Stored records:
┏━━
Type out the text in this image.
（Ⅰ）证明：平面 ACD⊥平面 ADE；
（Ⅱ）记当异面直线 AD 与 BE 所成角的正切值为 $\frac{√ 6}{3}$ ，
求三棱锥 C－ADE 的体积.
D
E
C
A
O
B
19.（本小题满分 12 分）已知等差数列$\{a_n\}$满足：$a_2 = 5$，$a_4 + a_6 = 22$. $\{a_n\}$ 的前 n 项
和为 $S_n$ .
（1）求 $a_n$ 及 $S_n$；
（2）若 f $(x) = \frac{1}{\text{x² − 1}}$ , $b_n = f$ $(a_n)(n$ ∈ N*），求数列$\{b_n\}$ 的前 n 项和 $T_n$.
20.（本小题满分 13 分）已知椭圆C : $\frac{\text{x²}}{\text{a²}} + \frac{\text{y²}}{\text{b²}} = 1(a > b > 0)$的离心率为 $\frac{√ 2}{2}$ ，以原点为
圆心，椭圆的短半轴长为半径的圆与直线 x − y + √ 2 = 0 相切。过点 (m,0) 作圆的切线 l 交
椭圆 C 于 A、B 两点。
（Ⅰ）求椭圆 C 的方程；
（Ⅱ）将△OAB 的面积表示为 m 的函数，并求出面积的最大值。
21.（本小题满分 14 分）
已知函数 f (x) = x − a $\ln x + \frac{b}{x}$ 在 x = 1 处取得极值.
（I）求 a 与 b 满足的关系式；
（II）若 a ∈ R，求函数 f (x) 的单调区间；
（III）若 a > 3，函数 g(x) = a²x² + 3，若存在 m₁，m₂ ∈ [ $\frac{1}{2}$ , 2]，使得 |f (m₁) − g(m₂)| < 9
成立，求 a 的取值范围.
┗━━
* [GOAL] Working from the listing above, pick out every line that has "text" and copy it.

* [ANSWER BELOW]
Type out the text in this image.
（2）若 f $(x) = \frac{1}{\text{x² − 1}}$ , $b_n = f$ $(a_n)(n$ ∈ N*），求数列$\{b_n\}$ 的前 n 项和 $T_n$.
20.（本小题满分 13 分）已知椭圆C : $\frac{\text{x²}}{\text{a²}} + \frac{\text{y²}}{\text{b²}} = 1(a > b > 0)$的离心率为 $\frac{√ 2}{2}$ ，以原点为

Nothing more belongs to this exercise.